◆ TASK BRIEF
Copy the lines of the records below exactly, starting with the line that contains "subheading-coupe: Coupé xyxy=(467,622,769,641)" and going on through the line that contains "print-header: ba8_E9293_cic.book Page". Include both of those lines and nothing else.

◆ PROVIDED DATA
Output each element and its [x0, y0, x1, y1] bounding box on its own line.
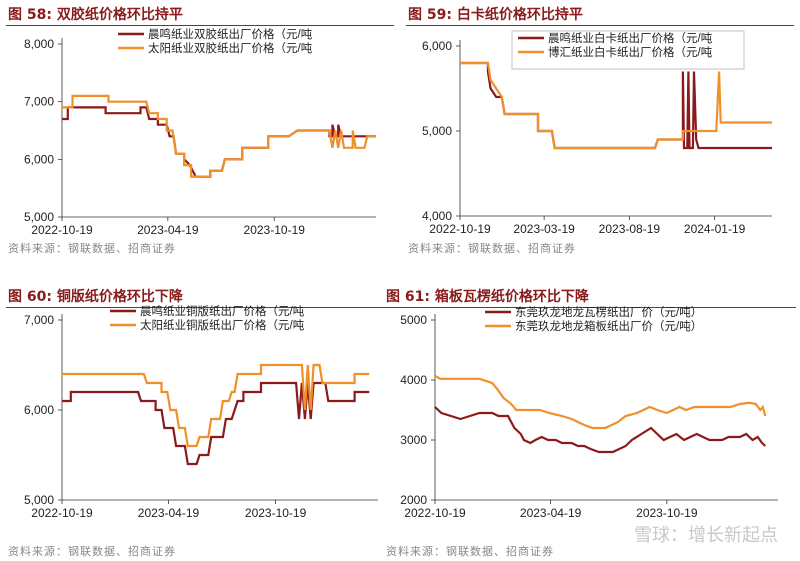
series-line-orange: [460, 61, 772, 150]
x-tick-label: 2023-10-19: [244, 223, 306, 237]
source-note: 资料来源：钢联数据、招商证券: [408, 242, 576, 255]
source-note: 资料来源：钢联数据、招商证券: [8, 545, 176, 558]
x-tick-label: 2023-04-19: [137, 223, 199, 237]
series-line-orange: [62, 94, 376, 178]
source-note: 资料来源：钢联数据、招商证券: [386, 545, 554, 558]
y-tick-label: 7,000: [24, 95, 54, 109]
title-divider: [6, 25, 394, 26]
x-tick-label: 2022-10-19: [429, 222, 491, 236]
chart-58: 5,000 6,000 7,000 8,000 2022-10-19 2023-04-19…: [24, 27, 376, 237]
chart-title: 图 60: 铜版纸价格环比下降: [8, 289, 183, 305]
chart-title: 图 58: 双胶纸价格环比持平: [8, 7, 183, 23]
series-line-dark: [62, 381, 370, 466]
watermark: 雪球：增长新起点: [634, 525, 778, 546]
figure-58-panel: 图 58: 双胶纸价格环比持平 5,000 6,000 7,000 8,000 2022…: [0, 0, 400, 262]
y-tick-label: 6,000: [422, 39, 452, 53]
legend-label: 太阳纸业双胶纸出厂价格（元/吨: [148, 41, 313, 55]
y-tick-label: 2000: [400, 493, 427, 507]
x-tick-label: 2022-10-19: [31, 506, 93, 520]
legend-box: [511, 30, 745, 70]
series-line-dark: [62, 106, 376, 178]
figure-59-panel: 图 59: 白卡纸价格环比持平 4,000 5,000 6,000 2022-10-1…: [400, 0, 800, 262]
y-tick-label: 5,000: [24, 210, 54, 224]
x-tick-label: 2022-10-19: [404, 506, 466, 520]
y-tick-label: 4000: [400, 373, 427, 387]
legend-label: 晨鸣纸业白卡纸出厂价格（元/吨: [548, 31, 713, 45]
y-tick-label: 7,000: [24, 313, 54, 327]
legend-label: 晨鸣纸业铜版纸出厂价格（元/吨: [140, 304, 305, 318]
x-tick-label: 2023-10-19: [636, 506, 698, 520]
x-tick-label: 2023-08-19: [599, 222, 661, 236]
chart-60: 5,000 6,000 7,000 2022-10-19 2023-04-19 2023-…: [24, 304, 378, 520]
title-divider: [384, 307, 796, 308]
legend-label: 东莞玖龙地龙箱板纸出厂价（元/吨）: [515, 319, 702, 333]
y-tick-label: 5000: [400, 313, 427, 327]
y-tick-label: 5,000: [422, 124, 452, 138]
series-line-orange: [62, 363, 370, 448]
legend-label: 博汇纸业白卡纸出厂价格（元/吨: [548, 45, 713, 59]
legend-label: 晨鸣纸业双胶纸出厂价格（元/吨: [148, 27, 313, 41]
x-tick-label: 2022-10-19: [31, 223, 93, 237]
chart-61: 2000 3000 4000 5000 2022-10-19 2023-04-19 2023…: [400, 305, 778, 520]
legend-label: 东莞玖龙地龙瓦楞纸出厂价（元/吨）: [515, 305, 702, 319]
source-note: 资料来源：钢联数据、招商证券: [8, 242, 176, 255]
y-tick-label: 6,000: [24, 403, 54, 417]
series-line-dark: [434, 406, 767, 454]
figure-60-panel: 图 60: 铜版纸价格环比下降 5,000 6,000 7,000 2022-10-1…: [0, 282, 400, 561]
y-tick-label: 5,000: [24, 493, 54, 507]
x-tick-label: 2023-03-19: [513, 222, 575, 236]
chart-title: 图 61: 箱板瓦楞纸价格环比下降: [386, 289, 589, 305]
chart-59: 4,000 5,000 6,000 2022-10-19 2023-03-19 2023-…: [422, 30, 772, 236]
y-tick-label: 3000: [400, 433, 427, 447]
chart-title: 图 59: 白卡纸价格环比持平: [408, 7, 583, 23]
y-tick-label: 4,000: [422, 209, 452, 223]
series-line-orange: [434, 374, 767, 430]
x-tick-label: 2024-01-19: [684, 222, 746, 236]
x-tick-label: 2023-04-19: [138, 506, 200, 520]
series-line-dark: [460, 61, 772, 150]
y-tick-label: 6,000: [24, 152, 54, 166]
title-divider: [6, 307, 394, 308]
x-tick-label: 2023-04-19: [520, 506, 582, 520]
figure-61-panel: 图 61: 箱板瓦楞纸价格环比下降 2000 3000 4000 5000 2022-1…: [380, 282, 800, 561]
legend-label: 太阳纸业铜版纸出厂价格（元/吨: [140, 318, 305, 332]
title-divider: [406, 25, 794, 26]
x-tick-label: 2023-10-19: [245, 506, 307, 520]
y-tick-label: 8,000: [24, 37, 54, 51]
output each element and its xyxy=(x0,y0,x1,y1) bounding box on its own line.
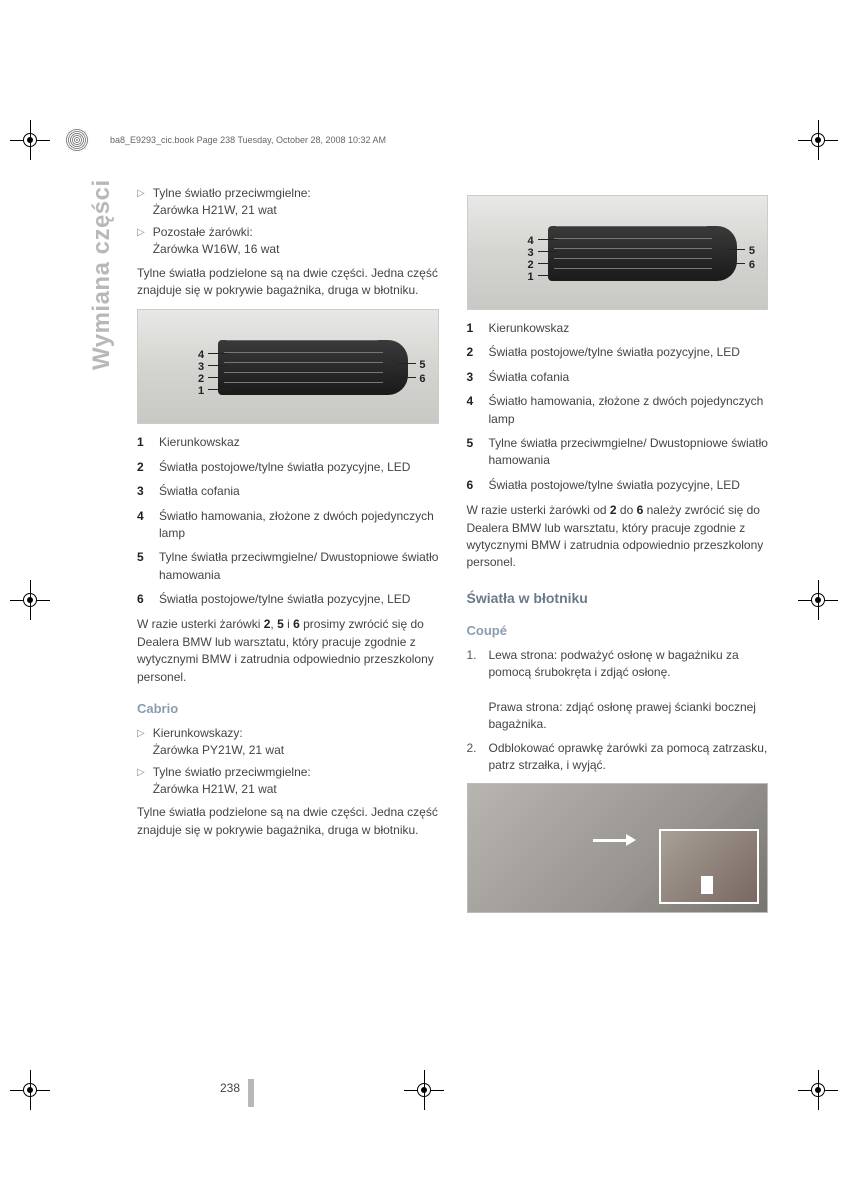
subheading-coupe: Coupé xyxy=(467,622,769,641)
step-item: 1. Lewa strona: podważyć osłonę w bagażn… xyxy=(467,647,769,734)
fig-label: 1 xyxy=(528,270,534,286)
bullet-sub: Żarówka PY21W, 21 wat xyxy=(153,743,284,757)
print-header: ba8_E9293_cic.book Page 238 Tuesday, Oct… xyxy=(110,135,386,145)
bullet-item: ▷ Tylne światło przeciwmgielne: Żarówka H… xyxy=(137,764,439,799)
crop-mark xyxy=(10,120,50,160)
print-swirl xyxy=(65,128,89,152)
left-column: ▷ Tylne światło przeciwmgielne: Żarówka H… xyxy=(137,185,439,921)
crop-mark xyxy=(798,120,838,160)
crop-mark xyxy=(10,580,50,620)
crop-mark xyxy=(798,1070,838,1110)
list-item: Kierunkowskaz xyxy=(489,320,769,337)
crop-mark xyxy=(404,1070,444,1110)
bullet-title: Tylne światło przeciwmgielne: xyxy=(153,186,311,200)
numbered-list: 1Kierunkowskaz 2Światła postojowe/tylne … xyxy=(467,320,769,494)
list-item: Tylne światła przeciwmgielne/ Dwustopnio… xyxy=(159,549,439,584)
paragraph: Tylne światła podzielone są na dwie częś… xyxy=(137,265,439,300)
figure-taillight-1: 4 3 2 1 5 6 xyxy=(137,309,439,424)
bullet-title: Tylne światło przeciwmgielne: xyxy=(153,765,311,779)
fig-label: 6 xyxy=(419,372,425,388)
paragraph: W razie usterki żarówki 2, 5 i 6 prosimy… xyxy=(137,616,439,686)
bullet-title: Pozostałe żarówki: xyxy=(153,225,253,239)
step-main: Lewa strona: podważyć osłonę w bagażniku… xyxy=(489,648,739,679)
list-item: Światła postojowe/tylne światła pozycyjn… xyxy=(159,459,439,476)
bullet-item: ▷ Tylne światło przeciwmgielne: Żarówka H… xyxy=(137,185,439,220)
step-sub: Prawa strona: zdjąć osłonę prawej ściank… xyxy=(489,700,756,731)
bullet-title: Kierunkowskazy: xyxy=(153,726,243,740)
arrow-icon xyxy=(593,839,628,842)
fig-label: 1 xyxy=(198,384,204,400)
list-item: Kierunkowskaz xyxy=(159,434,439,451)
triangle-icon: ▷ xyxy=(137,764,145,799)
list-item: Światła cofania xyxy=(159,483,439,500)
bullet-item: ▷ Pozostałe żarówki: Żarówka W16W, 16 wat xyxy=(137,224,439,259)
list-item: Światła cofania xyxy=(489,369,769,386)
page-body: ▷ Tylne światło przeciwmgielne: Żarówka H… xyxy=(85,185,768,921)
subheading-fender-lights: Światła w błotniku xyxy=(467,588,769,608)
triangle-icon: ▷ xyxy=(137,185,145,220)
page-number: 238 xyxy=(220,1081,240,1095)
crop-mark xyxy=(10,1070,50,1110)
triangle-icon: ▷ xyxy=(137,725,145,760)
page-bar xyxy=(248,1079,254,1107)
step-main: Odblokować oprawkę żarówki za pomocą zat… xyxy=(489,740,769,775)
bullet-sub: Żarówka W16W, 16 wat xyxy=(153,242,280,256)
list-item: Światła postojowe/tylne światła pozycyjn… xyxy=(159,591,439,608)
numbered-list: 1Kierunkowskaz 2Światła postojowe/tylne … xyxy=(137,434,439,608)
figure-trunk xyxy=(467,783,769,913)
subheading-cabrio: Cabrio xyxy=(137,700,439,719)
bullet-sub: Żarówka H21W, 21 wat xyxy=(153,203,277,217)
figure-taillight-2: 4 3 2 1 5 6 xyxy=(467,195,769,310)
step-item: 2. Odblokować oprawkę żarówki za pomocą … xyxy=(467,740,769,775)
list-item: Światło hamowania, złożone z dwóch pojed… xyxy=(159,508,439,543)
fig-label: 6 xyxy=(749,258,755,274)
paragraph: Tylne światła podzielone są na dwie częś… xyxy=(137,804,439,839)
triangle-icon: ▷ xyxy=(137,224,145,259)
crop-mark xyxy=(798,580,838,620)
figure-inset xyxy=(659,829,759,904)
list-item: Światła postojowe/tylne światła pozycyjn… xyxy=(489,344,769,361)
list-item: Światło hamowania, złożone z dwóch pojed… xyxy=(489,393,769,428)
bullet-sub: Żarówka H21W, 21 wat xyxy=(153,782,277,796)
list-item: Tylne światła przeciwmgielne/ Dwustopnio… xyxy=(489,435,769,470)
list-item: Światła postojowe/tylne światła pozycyjn… xyxy=(489,477,769,494)
bullet-item: ▷ Kierunkowskazy: Żarówka PY21W, 21 wat xyxy=(137,725,439,760)
right-column: 4 3 2 1 5 6 1Kierunkowskaz 2Światła post… xyxy=(467,185,769,921)
paragraph: W razie usterki żarówki od 2 do 6 należy… xyxy=(467,502,769,572)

◆ ANSWER TO THE TASK
subheading-coupe: Coupé xyxy=(467,622,769,641)
step-item: 1. Lewa strona: podważyć osłonę w bagażn… xyxy=(467,647,769,734)
fig-label: 1 xyxy=(528,270,534,286)
bullet-sub: Żarówka PY21W, 21 wat xyxy=(153,743,284,757)
print-header: ba8_E9293_cic.book Page 238 Tuesday, Oct… xyxy=(110,135,386,145)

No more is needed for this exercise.